(Entries from a dataset)
Start

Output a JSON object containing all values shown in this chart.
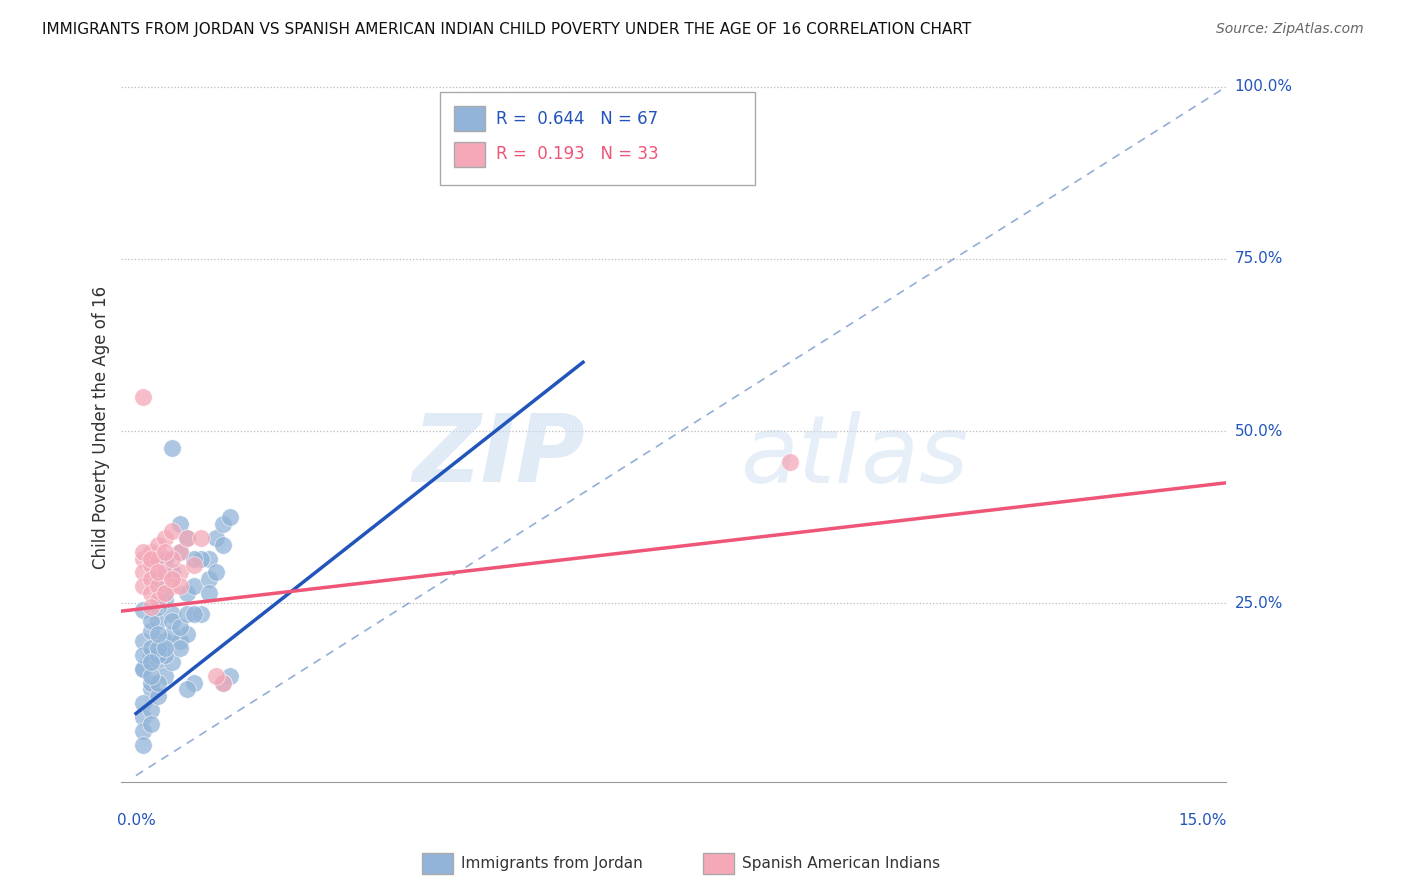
{
  "title": "IMMIGRANTS FROM JORDAN VS SPANISH AMERICAN INDIAN CHILD POVERTY UNDER THE AGE OF 16 CORRELATION CHART",
  "source": "Source: ZipAtlas.com",
  "ylabel": "Child Poverty Under the Age of 16",
  "legend_blue_r": "R =  0.644",
  "legend_blue_n": "N = 67",
  "legend_pink_r": "R =  0.193",
  "legend_pink_n": "N = 33",
  "legend_label_blue": "Immigrants from Jordan",
  "legend_label_pink": "Spanish American Indians",
  "blue_color": "#92B4D8",
  "pink_color": "#F4A8B8",
  "blue_line_color": "#2255BB",
  "pink_line_color": "#EE5577",
  "diag_line_color": "#7799CC",
  "blue_scatter": [
    [
      0.001,
      0.195
    ],
    [
      0.002,
      0.21
    ],
    [
      0.001,
      0.155
    ],
    [
      0.003,
      0.225
    ],
    [
      0.002,
      0.175
    ],
    [
      0.001,
      0.24
    ],
    [
      0.004,
      0.195
    ],
    [
      0.003,
      0.165
    ],
    [
      0.002,
      0.125
    ],
    [
      0.001,
      0.105
    ],
    [
      0.005,
      0.235
    ],
    [
      0.004,
      0.255
    ],
    [
      0.003,
      0.285
    ],
    [
      0.002,
      0.135
    ],
    [
      0.001,
      0.085
    ],
    [
      0.001,
      0.065
    ],
    [
      0.002,
      0.095
    ],
    [
      0.003,
      0.115
    ],
    [
      0.004,
      0.145
    ],
    [
      0.005,
      0.165
    ],
    [
      0.006,
      0.195
    ],
    [
      0.007,
      0.205
    ],
    [
      0.001,
      0.045
    ],
    [
      0.002,
      0.075
    ],
    [
      0.003,
      0.135
    ],
    [
      0.004,
      0.175
    ],
    [
      0.005,
      0.205
    ],
    [
      0.001,
      0.155
    ],
    [
      0.001,
      0.175
    ],
    [
      0.002,
      0.185
    ],
    [
      0.002,
      0.145
    ],
    [
      0.003,
      0.175
    ],
    [
      0.003,
      0.185
    ],
    [
      0.002,
      0.225
    ],
    [
      0.003,
      0.245
    ],
    [
      0.004,
      0.265
    ],
    [
      0.005,
      0.225
    ],
    [
      0.005,
      0.295
    ],
    [
      0.006,
      0.185
    ],
    [
      0.004,
      0.185
    ],
    [
      0.003,
      0.205
    ],
    [
      0.002,
      0.165
    ],
    [
      0.006,
      0.215
    ],
    [
      0.007,
      0.265
    ],
    [
      0.007,
      0.235
    ],
    [
      0.008,
      0.275
    ],
    [
      0.009,
      0.235
    ],
    [
      0.01,
      0.315
    ],
    [
      0.008,
      0.235
    ],
    [
      0.009,
      0.315
    ],
    [
      0.01,
      0.285
    ],
    [
      0.011,
      0.345
    ],
    [
      0.01,
      0.265
    ],
    [
      0.012,
      0.365
    ],
    [
      0.011,
      0.295
    ],
    [
      0.012,
      0.335
    ],
    [
      0.013,
      0.375
    ],
    [
      0.004,
      0.315
    ],
    [
      0.005,
      0.475
    ],
    [
      0.006,
      0.365
    ],
    [
      0.006,
      0.325
    ],
    [
      0.007,
      0.345
    ],
    [
      0.008,
      0.315
    ],
    [
      0.013,
      0.145
    ],
    [
      0.012,
      0.135
    ],
    [
      0.008,
      0.135
    ],
    [
      0.007,
      0.125
    ]
  ],
  "pink_scatter": [
    [
      0.001,
      0.55
    ],
    [
      0.001,
      0.315
    ],
    [
      0.001,
      0.295
    ],
    [
      0.001,
      0.275
    ],
    [
      0.002,
      0.325
    ],
    [
      0.002,
      0.305
    ],
    [
      0.002,
      0.285
    ],
    [
      0.002,
      0.265
    ],
    [
      0.003,
      0.335
    ],
    [
      0.003,
      0.315
    ],
    [
      0.003,
      0.275
    ],
    [
      0.004,
      0.345
    ],
    [
      0.004,
      0.295
    ],
    [
      0.005,
      0.355
    ],
    [
      0.005,
      0.275
    ],
    [
      0.006,
      0.325
    ],
    [
      0.006,
      0.295
    ],
    [
      0.007,
      0.345
    ],
    [
      0.008,
      0.305
    ],
    [
      0.009,
      0.345
    ],
    [
      0.003,
      0.255
    ],
    [
      0.002,
      0.245
    ],
    [
      0.001,
      0.325
    ],
    [
      0.002,
      0.315
    ],
    [
      0.003,
      0.295
    ],
    [
      0.004,
      0.265
    ],
    [
      0.005,
      0.315
    ],
    [
      0.006,
      0.275
    ],
    [
      0.004,
      0.325
    ],
    [
      0.005,
      0.285
    ],
    [
      0.09,
      0.455
    ],
    [
      0.012,
      0.135
    ],
    [
      0.011,
      0.145
    ]
  ],
  "blue_line_x": [
    0.0,
    0.0615
  ],
  "blue_line_y": [
    0.09,
    0.6
  ],
  "pink_line_x": [
    -0.005,
    0.15
  ],
  "pink_line_y": [
    0.235,
    0.425
  ],
  "diag_line_x": [
    0.0,
    0.15
  ],
  "diag_line_y": [
    0.0,
    1.0
  ],
  "watermark_zip": "ZIP",
  "watermark_atlas": "atlas",
  "xlim": [
    -0.002,
    0.15
  ],
  "ylim": [
    -0.01,
    1.02
  ],
  "ytick_vals": [
    0.25,
    0.5,
    0.75,
    1.0
  ],
  "ytick_labels": [
    "25.0%",
    "50.0%",
    "75.0%",
    "100.0%"
  ]
}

End

§ **Work required**:
Pictures are to be left out; the records above must be repeated word for word.

§ **The reply**:
Output a JSON object containing all values shown in this chart.
{
  "title": "IMMIGRANTS FROM JORDAN VS SPANISH AMERICAN INDIAN CHILD POVERTY UNDER THE AGE OF 16 CORRELATION CHART",
  "source": "Source: ZipAtlas.com",
  "ylabel": "Child Poverty Under the Age of 16",
  "legend_blue_r": "R =  0.644",
  "legend_blue_n": "N = 67",
  "legend_pink_r": "R =  0.193",
  "legend_pink_n": "N = 33",
  "legend_label_blue": "Immigrants from Jordan",
  "legend_label_pink": "Spanish American Indians",
  "blue_color": "#92B4D8",
  "pink_color": "#F4A8B8",
  "blue_line_color": "#2255BB",
  "pink_line_color": "#EE5577",
  "diag_line_color": "#7799CC",
  "blue_scatter": [
    [
      0.001,
      0.195
    ],
    [
      0.002,
      0.21
    ],
    [
      0.001,
      0.155
    ],
    [
      0.003,
      0.225
    ],
    [
      0.002,
      0.175
    ],
    [
      0.001,
      0.24
    ],
    [
      0.004,
      0.195
    ],
    [
      0.003,
      0.165
    ],
    [
      0.002,
      0.125
    ],
    [
      0.001,
      0.105
    ],
    [
      0.005,
      0.235
    ],
    [
      0.004,
      0.255
    ],
    [
      0.003,
      0.285
    ],
    [
      0.002,
      0.135
    ],
    [
      0.001,
      0.085
    ],
    [
      0.001,
      0.065
    ],
    [
      0.002,
      0.095
    ],
    [
      0.003,
      0.115
    ],
    [
      0.004,
      0.145
    ],
    [
      0.005,
      0.165
    ],
    [
      0.006,
      0.195
    ],
    [
      0.007,
      0.205
    ],
    [
      0.001,
      0.045
    ],
    [
      0.002,
      0.075
    ],
    [
      0.003,
      0.135
    ],
    [
      0.004,
      0.175
    ],
    [
      0.005,
      0.205
    ],
    [
      0.001,
      0.155
    ],
    [
      0.001,
      0.175
    ],
    [
      0.002,
      0.185
    ],
    [
      0.002,
      0.145
    ],
    [
      0.003,
      0.175
    ],
    [
      0.003,
      0.185
    ],
    [
      0.002,
      0.225
    ],
    [
      0.003,
      0.245
    ],
    [
      0.004,
      0.265
    ],
    [
      0.005,
      0.225
    ],
    [
      0.005,
      0.295
    ],
    [
      0.006,
      0.185
    ],
    [
      0.004,
      0.185
    ],
    [
      0.003,
      0.205
    ],
    [
      0.002,
      0.165
    ],
    [
      0.006,
      0.215
    ],
    [
      0.007,
      0.265
    ],
    [
      0.007,
      0.235
    ],
    [
      0.008,
      0.275
    ],
    [
      0.009,
      0.235
    ],
    [
      0.01,
      0.315
    ],
    [
      0.008,
      0.235
    ],
    [
      0.009,
      0.315
    ],
    [
      0.01,
      0.285
    ],
    [
      0.011,
      0.345
    ],
    [
      0.01,
      0.265
    ],
    [
      0.012,
      0.365
    ],
    [
      0.011,
      0.295
    ],
    [
      0.012,
      0.335
    ],
    [
      0.013,
      0.375
    ],
    [
      0.004,
      0.315
    ],
    [
      0.005,
      0.475
    ],
    [
      0.006,
      0.365
    ],
    [
      0.006,
      0.325
    ],
    [
      0.007,
      0.345
    ],
    [
      0.008,
      0.315
    ],
    [
      0.013,
      0.145
    ],
    [
      0.012,
      0.135
    ],
    [
      0.008,
      0.135
    ],
    [
      0.007,
      0.125
    ]
  ],
  "pink_scatter": [
    [
      0.001,
      0.55
    ],
    [
      0.001,
      0.315
    ],
    [
      0.001,
      0.295
    ],
    [
      0.001,
      0.275
    ],
    [
      0.002,
      0.325
    ],
    [
      0.002,
      0.305
    ],
    [
      0.002,
      0.285
    ],
    [
      0.002,
      0.265
    ],
    [
      0.003,
      0.335
    ],
    [
      0.003,
      0.315
    ],
    [
      0.003,
      0.275
    ],
    [
      0.004,
      0.345
    ],
    [
      0.004,
      0.295
    ],
    [
      0.005,
      0.355
    ],
    [
      0.005,
      0.275
    ],
    [
      0.006,
      0.325
    ],
    [
      0.006,
      0.295
    ],
    [
      0.007,
      0.345
    ],
    [
      0.008,
      0.305
    ],
    [
      0.009,
      0.345
    ],
    [
      0.003,
      0.255
    ],
    [
      0.002,
      0.245
    ],
    [
      0.001,
      0.325
    ],
    [
      0.002,
      0.315
    ],
    [
      0.003,
      0.295
    ],
    [
      0.004,
      0.265
    ],
    [
      0.005,
      0.315
    ],
    [
      0.006,
      0.275
    ],
    [
      0.004,
      0.325
    ],
    [
      0.005,
      0.285
    ],
    [
      0.09,
      0.455
    ],
    [
      0.012,
      0.135
    ],
    [
      0.011,
      0.145
    ]
  ],
  "blue_line_x": [
    0.0,
    0.0615
  ],
  "blue_line_y": [
    0.09,
    0.6
  ],
  "pink_line_x": [
    -0.005,
    0.15
  ],
  "pink_line_y": [
    0.235,
    0.425
  ],
  "diag_line_x": [
    0.0,
    0.15
  ],
  "diag_line_y": [
    0.0,
    1.0
  ],
  "watermark_zip": "ZIP",
  "watermark_atlas": "atlas",
  "xlim": [
    -0.002,
    0.15
  ],
  "ylim": [
    -0.01,
    1.02
  ],
  "ytick_vals": [
    0.25,
    0.5,
    0.75,
    1.0
  ],
  "ytick_labels": [
    "25.0%",
    "50.0%",
    "75.0%",
    "100.0%"
  ]
}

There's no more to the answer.